---------- Data listing

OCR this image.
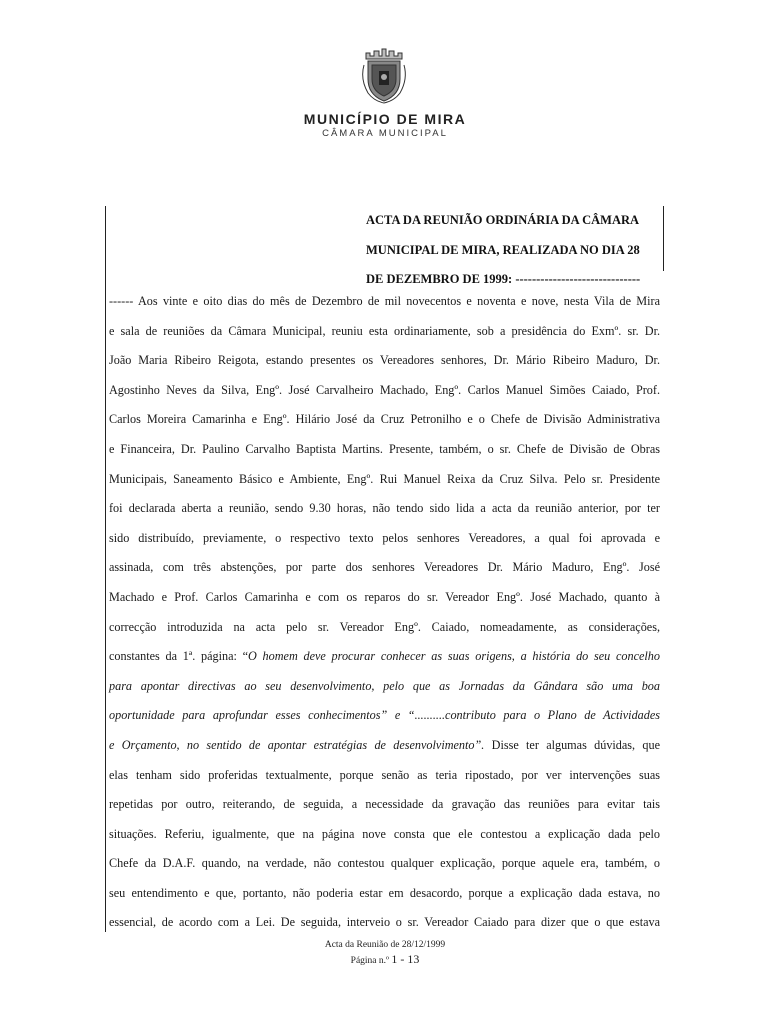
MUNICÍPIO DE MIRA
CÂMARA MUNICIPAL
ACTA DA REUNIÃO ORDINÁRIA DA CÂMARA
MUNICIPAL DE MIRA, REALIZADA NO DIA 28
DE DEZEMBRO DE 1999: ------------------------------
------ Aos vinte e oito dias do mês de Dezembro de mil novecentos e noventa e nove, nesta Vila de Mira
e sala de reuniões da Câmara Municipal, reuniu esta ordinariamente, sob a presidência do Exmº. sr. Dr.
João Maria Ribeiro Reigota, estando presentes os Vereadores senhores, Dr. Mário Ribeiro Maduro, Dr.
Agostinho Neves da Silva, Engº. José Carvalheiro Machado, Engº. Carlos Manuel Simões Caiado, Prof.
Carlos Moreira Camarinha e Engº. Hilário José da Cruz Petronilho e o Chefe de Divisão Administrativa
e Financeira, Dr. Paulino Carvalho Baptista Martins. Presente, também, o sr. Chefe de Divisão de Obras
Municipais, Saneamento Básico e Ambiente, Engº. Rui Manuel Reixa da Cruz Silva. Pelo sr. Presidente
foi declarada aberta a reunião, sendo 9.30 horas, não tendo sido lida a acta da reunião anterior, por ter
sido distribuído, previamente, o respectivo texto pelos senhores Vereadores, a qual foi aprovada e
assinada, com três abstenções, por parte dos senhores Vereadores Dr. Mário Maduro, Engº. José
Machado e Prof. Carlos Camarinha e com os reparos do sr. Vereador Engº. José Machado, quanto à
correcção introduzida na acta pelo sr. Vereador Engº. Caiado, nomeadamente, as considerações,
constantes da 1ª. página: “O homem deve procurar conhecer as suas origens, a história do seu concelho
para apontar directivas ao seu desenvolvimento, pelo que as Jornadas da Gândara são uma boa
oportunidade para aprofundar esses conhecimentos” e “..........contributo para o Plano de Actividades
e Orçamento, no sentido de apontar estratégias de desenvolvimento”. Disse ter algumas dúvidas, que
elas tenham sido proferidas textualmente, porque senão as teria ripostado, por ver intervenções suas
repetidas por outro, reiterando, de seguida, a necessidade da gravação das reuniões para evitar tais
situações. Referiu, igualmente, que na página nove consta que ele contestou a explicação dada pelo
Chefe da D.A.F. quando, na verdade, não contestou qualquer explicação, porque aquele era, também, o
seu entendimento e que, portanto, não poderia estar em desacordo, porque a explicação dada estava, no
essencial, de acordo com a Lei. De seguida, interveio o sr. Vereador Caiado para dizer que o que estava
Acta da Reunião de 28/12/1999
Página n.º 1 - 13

--------------------
---------- Data listing

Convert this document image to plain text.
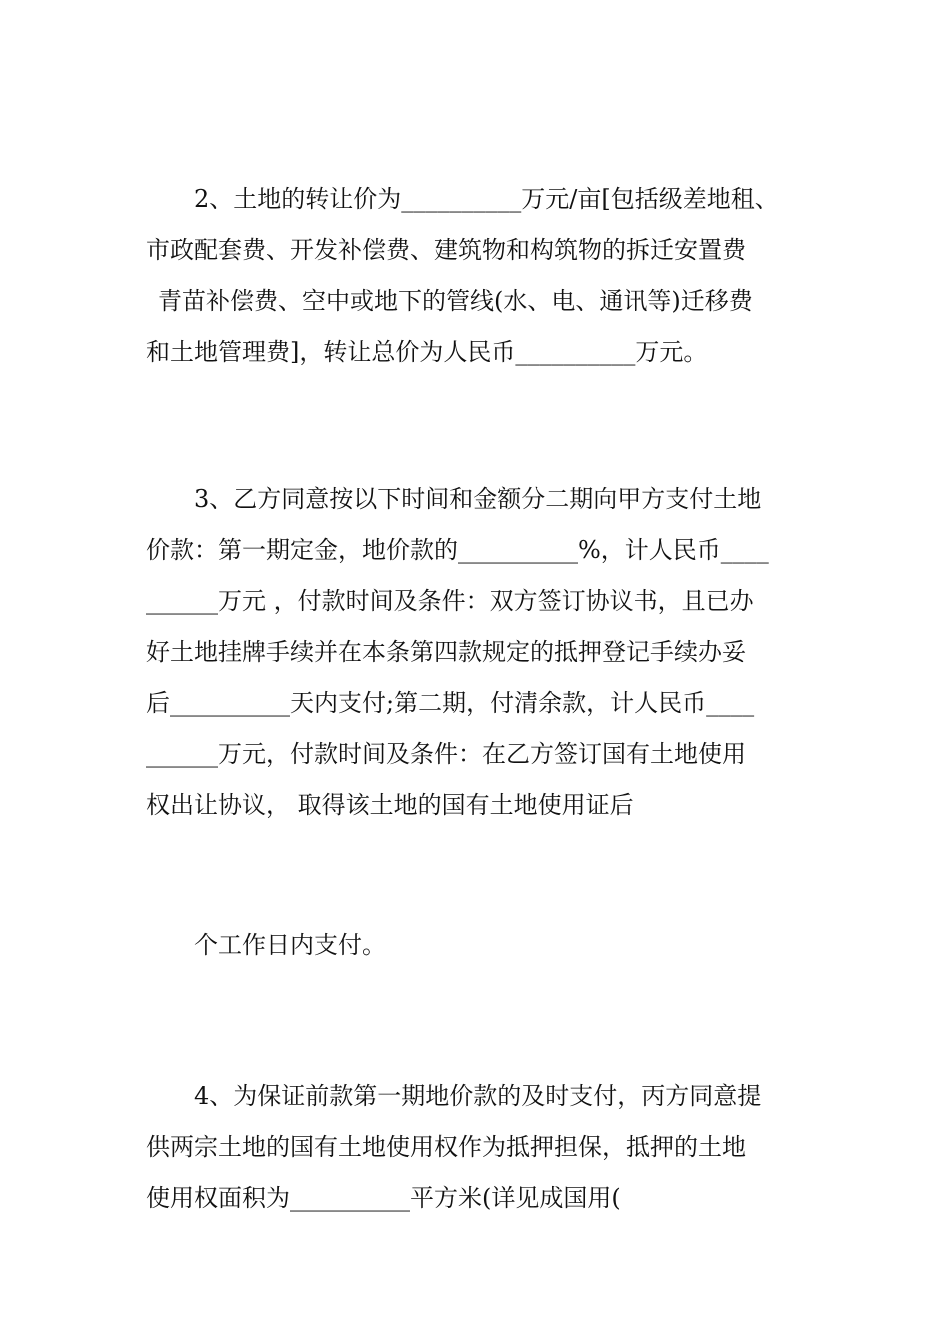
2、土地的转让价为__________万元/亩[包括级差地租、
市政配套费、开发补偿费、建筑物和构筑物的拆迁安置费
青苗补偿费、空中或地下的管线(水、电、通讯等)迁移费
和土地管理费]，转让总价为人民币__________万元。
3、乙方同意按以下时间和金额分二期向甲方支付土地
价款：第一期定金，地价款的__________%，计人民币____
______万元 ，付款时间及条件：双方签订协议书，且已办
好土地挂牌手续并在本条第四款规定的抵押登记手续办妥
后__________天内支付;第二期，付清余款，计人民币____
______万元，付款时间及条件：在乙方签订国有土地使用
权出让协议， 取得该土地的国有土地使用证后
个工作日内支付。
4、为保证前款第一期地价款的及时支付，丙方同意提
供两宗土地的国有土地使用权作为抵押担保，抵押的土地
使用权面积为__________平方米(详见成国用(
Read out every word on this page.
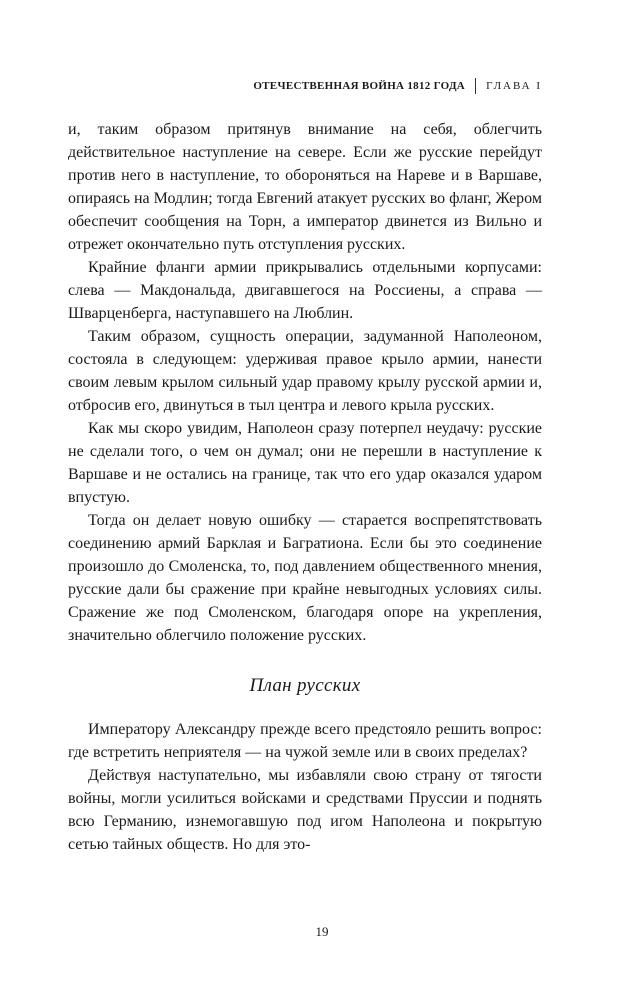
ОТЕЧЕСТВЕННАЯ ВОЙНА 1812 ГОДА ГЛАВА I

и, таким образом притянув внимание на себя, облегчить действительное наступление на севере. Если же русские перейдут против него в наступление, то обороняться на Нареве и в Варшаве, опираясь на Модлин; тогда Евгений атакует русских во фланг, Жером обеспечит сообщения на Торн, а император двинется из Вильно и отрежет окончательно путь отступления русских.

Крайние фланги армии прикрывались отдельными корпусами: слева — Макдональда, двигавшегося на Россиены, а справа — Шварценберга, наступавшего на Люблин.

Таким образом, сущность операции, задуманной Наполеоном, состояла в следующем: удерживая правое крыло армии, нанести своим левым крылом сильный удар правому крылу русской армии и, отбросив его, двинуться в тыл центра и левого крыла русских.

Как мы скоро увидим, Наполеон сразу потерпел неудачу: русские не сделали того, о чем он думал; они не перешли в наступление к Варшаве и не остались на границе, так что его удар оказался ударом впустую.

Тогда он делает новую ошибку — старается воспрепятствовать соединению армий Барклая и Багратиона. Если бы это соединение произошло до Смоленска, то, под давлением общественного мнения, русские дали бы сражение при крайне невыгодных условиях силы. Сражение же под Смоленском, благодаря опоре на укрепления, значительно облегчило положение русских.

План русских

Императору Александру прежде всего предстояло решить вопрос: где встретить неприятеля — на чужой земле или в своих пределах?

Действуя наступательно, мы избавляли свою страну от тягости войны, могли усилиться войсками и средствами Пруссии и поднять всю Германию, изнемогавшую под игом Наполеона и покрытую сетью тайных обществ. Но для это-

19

--------------------

Out of the material above, gather each line where "Vereadores" appears.

João Maria Ribeiro Reigota, estando presentes os Vereadores senhores, Dr. Mário Ribeiro Maduro, Dr.
sido distribuído, previamente, o respectivo texto pelos senhores Vereadores, a qual foi aprovada e
assinada, com três abstenções, por parte dos senhores Vereadores Dr. Mário Maduro, Engº. José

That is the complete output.